**PROBLEM REQUIREMENTS**
What follows is a block of records; restate each one word for word.

**RAW RECORDS**
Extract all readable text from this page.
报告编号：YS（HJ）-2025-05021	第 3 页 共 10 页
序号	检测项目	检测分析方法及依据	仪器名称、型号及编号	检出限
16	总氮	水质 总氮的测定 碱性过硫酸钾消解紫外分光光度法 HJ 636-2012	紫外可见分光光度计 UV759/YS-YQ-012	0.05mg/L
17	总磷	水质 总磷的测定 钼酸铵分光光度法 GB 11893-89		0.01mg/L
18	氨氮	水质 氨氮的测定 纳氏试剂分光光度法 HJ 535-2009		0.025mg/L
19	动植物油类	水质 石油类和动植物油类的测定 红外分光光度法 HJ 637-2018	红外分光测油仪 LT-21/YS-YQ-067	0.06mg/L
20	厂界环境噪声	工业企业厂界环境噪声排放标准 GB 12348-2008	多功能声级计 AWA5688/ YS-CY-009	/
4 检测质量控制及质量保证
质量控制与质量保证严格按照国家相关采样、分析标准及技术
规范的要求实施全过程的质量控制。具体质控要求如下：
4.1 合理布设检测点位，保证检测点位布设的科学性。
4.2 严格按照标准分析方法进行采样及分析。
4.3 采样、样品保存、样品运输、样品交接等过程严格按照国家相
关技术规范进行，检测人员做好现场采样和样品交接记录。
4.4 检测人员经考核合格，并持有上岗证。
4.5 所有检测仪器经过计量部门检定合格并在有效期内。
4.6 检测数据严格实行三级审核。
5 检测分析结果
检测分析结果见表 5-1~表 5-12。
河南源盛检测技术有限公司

**FULL ANSWER**
Extract all readable text from this page.
报告编号：YS（HJ）-2025-05021	第 3 页 共 10 页
序号	检测项目	检测分析方法及依据	仪器名称、型号及编号	检出限
16	总氮	水质 总氮的测定 碱性过硫酸钾消解紫外分光光度法 HJ 636-2012	紫外可见分光光度计 UV759/YS-YQ-012	0.05mg/L
17	总磷	水质 总磷的测定 钼酸铵分光光度法 GB 11893-89		0.01mg/L
18	氨氮	水质 氨氮的测定 纳氏试剂分光光度法 HJ 535-2009		0.025mg/L
19	动植物油类	水质 石油类和动植物油类的测定 红外分光光度法 HJ 637-2018	红外分光测油仪 LT-21/YS-YQ-067	0.06mg/L
20	厂界环境噪声	工业企业厂界环境噪声排放标准 GB 12348-2008	多功能声级计 AWA5688/ YS-CY-009	/
4 检测质量控制及质量保证
质量控制与质量保证严格按照国家相关采样、分析标准及技术
规范的要求实施全过程的质量控制。具体质控要求如下：
4.1 合理布设检测点位，保证检测点位布设的科学性。
4.2 严格按照标准分析方法进行采样及分析。
4.3 采样、样品保存、样品运输、样品交接等过程严格按照国家相
关技术规范进行，检测人员做好现场采样和样品交接记录。
4.4 检测人员经考核合格，并持有上岗证。
4.5 所有检测仪器经过计量部门检定合格并在有效期内。
4.6 检测数据严格实行三级审核。
5 检测分析结果
检测分析结果见表 5-1~表 5-12。
河南源盛检测技术有限公司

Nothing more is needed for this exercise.